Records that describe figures
§
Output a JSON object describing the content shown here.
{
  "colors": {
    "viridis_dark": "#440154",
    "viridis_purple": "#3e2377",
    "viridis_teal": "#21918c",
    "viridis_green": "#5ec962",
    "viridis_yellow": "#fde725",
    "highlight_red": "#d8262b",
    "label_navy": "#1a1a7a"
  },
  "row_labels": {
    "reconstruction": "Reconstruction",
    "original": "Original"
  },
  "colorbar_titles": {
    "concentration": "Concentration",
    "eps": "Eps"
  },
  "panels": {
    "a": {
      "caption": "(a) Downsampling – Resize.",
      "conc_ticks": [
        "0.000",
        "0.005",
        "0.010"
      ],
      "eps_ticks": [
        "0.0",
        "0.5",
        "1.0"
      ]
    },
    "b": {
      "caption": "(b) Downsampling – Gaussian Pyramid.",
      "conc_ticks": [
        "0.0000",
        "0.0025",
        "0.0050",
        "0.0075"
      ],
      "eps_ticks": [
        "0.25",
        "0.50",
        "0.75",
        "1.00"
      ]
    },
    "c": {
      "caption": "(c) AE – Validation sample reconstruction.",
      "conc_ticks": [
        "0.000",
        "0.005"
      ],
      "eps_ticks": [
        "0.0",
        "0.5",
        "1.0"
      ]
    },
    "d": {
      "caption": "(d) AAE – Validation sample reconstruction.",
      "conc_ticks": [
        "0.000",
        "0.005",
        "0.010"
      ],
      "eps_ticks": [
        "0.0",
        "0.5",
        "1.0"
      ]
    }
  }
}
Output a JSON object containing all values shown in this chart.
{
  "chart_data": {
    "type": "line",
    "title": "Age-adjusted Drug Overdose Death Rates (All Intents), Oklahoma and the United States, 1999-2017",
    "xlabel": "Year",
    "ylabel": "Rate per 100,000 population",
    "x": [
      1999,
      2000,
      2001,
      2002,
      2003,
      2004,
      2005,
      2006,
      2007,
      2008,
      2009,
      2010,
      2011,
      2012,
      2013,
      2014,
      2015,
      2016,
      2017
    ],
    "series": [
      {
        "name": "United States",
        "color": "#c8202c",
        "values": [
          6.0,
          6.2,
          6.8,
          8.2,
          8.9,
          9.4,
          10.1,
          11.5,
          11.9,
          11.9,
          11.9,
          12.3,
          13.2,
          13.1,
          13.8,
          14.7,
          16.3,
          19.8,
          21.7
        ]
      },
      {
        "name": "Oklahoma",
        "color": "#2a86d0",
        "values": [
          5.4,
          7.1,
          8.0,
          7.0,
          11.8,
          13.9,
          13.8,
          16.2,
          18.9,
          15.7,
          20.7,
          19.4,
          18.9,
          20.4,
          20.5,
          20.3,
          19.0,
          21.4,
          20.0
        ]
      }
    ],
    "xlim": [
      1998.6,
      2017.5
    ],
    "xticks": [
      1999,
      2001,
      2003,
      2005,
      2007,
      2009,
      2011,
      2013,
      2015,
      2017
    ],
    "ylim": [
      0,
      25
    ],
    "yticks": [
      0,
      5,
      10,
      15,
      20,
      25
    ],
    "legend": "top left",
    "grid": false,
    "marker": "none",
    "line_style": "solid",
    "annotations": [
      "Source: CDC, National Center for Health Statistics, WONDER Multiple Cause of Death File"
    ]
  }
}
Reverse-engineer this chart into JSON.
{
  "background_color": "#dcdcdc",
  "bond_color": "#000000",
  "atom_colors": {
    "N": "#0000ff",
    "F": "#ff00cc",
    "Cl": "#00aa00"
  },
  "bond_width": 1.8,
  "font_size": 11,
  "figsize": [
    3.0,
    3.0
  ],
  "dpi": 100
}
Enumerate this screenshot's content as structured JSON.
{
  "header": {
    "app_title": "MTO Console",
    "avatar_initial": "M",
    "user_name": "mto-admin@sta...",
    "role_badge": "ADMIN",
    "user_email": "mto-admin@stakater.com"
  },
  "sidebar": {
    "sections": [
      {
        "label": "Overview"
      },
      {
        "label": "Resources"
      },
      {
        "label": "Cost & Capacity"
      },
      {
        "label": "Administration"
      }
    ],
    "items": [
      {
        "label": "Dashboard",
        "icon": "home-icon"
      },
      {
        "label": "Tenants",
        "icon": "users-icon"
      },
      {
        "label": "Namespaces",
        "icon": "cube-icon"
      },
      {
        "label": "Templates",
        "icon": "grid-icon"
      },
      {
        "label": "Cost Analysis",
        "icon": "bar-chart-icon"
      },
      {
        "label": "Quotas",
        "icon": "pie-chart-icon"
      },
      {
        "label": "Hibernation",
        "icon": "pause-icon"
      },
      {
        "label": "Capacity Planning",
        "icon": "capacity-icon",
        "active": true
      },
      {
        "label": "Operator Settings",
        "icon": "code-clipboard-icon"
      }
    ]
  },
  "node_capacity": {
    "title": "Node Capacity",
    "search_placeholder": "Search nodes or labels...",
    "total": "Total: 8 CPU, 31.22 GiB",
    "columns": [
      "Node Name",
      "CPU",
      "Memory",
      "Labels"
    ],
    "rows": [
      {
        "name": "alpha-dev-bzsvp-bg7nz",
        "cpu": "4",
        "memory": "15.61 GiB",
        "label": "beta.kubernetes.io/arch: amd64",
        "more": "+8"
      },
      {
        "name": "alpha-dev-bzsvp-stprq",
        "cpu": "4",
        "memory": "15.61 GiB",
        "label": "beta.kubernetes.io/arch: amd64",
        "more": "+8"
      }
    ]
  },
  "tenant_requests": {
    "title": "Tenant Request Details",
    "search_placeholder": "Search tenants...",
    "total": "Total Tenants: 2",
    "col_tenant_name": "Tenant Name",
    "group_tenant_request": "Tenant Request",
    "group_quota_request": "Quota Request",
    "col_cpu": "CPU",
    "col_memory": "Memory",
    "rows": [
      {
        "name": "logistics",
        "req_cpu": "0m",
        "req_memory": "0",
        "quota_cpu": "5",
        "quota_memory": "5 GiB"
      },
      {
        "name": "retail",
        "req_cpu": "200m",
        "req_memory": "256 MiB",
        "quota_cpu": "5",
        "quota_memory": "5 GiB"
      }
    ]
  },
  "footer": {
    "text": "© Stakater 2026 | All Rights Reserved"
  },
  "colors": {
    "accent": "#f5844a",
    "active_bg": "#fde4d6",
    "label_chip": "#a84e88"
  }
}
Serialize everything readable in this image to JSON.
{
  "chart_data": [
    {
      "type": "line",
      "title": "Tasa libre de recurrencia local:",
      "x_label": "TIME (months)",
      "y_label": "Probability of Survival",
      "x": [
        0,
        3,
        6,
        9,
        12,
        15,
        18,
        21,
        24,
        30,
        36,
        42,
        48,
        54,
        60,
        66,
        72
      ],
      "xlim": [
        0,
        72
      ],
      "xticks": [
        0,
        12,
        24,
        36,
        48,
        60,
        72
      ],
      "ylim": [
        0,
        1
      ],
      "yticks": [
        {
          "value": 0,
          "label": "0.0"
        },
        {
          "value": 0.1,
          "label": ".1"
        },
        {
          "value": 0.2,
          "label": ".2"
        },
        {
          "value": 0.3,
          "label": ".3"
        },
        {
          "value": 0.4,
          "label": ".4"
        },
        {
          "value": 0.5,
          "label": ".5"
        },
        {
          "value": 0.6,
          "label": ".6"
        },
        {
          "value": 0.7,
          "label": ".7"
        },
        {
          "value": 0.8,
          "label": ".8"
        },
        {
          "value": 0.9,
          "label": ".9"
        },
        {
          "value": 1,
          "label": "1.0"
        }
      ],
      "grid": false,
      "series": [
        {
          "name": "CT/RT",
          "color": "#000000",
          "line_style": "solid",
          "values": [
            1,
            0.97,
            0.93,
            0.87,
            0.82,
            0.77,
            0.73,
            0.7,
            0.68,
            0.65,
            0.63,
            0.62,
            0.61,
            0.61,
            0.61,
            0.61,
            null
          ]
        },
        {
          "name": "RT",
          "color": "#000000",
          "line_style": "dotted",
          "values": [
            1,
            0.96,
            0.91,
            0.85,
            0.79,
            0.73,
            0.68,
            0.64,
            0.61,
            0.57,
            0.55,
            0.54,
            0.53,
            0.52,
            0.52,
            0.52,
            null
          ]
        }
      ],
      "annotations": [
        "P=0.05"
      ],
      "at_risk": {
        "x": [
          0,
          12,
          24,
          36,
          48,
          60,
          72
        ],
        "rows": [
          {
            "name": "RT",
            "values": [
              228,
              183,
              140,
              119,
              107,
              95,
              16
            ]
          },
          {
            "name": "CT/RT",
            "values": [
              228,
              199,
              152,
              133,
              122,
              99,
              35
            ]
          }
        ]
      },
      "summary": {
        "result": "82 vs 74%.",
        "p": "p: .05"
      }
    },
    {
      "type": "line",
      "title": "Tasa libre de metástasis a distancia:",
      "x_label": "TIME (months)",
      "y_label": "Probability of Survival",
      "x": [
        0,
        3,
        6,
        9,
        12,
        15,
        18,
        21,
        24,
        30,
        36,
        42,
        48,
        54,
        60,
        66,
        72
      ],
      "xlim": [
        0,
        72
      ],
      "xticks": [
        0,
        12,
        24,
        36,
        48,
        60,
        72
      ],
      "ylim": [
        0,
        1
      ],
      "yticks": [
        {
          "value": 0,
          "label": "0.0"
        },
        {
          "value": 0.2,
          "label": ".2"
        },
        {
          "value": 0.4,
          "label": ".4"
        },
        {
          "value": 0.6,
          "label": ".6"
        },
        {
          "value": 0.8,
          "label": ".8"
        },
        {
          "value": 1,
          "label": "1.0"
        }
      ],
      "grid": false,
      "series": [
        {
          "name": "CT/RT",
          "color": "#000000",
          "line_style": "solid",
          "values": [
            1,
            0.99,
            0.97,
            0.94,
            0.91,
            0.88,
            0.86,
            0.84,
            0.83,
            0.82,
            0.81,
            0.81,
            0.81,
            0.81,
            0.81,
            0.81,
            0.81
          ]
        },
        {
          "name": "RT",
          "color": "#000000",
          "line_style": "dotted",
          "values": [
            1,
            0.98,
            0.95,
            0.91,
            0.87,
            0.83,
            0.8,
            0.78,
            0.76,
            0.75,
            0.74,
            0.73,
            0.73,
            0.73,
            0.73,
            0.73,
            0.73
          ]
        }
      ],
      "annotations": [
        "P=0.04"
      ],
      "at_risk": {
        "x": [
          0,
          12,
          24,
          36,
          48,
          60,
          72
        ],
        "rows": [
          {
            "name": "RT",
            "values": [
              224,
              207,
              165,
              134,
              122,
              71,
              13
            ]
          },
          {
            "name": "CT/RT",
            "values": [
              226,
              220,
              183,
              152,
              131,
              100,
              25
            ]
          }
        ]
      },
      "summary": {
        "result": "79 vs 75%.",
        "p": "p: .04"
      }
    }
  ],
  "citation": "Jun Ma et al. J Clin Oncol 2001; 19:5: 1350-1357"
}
§
== Goal of the exercise ==
Report how many lines in the data contain the word "libre", with no words besides the number.

== Full answer ==
2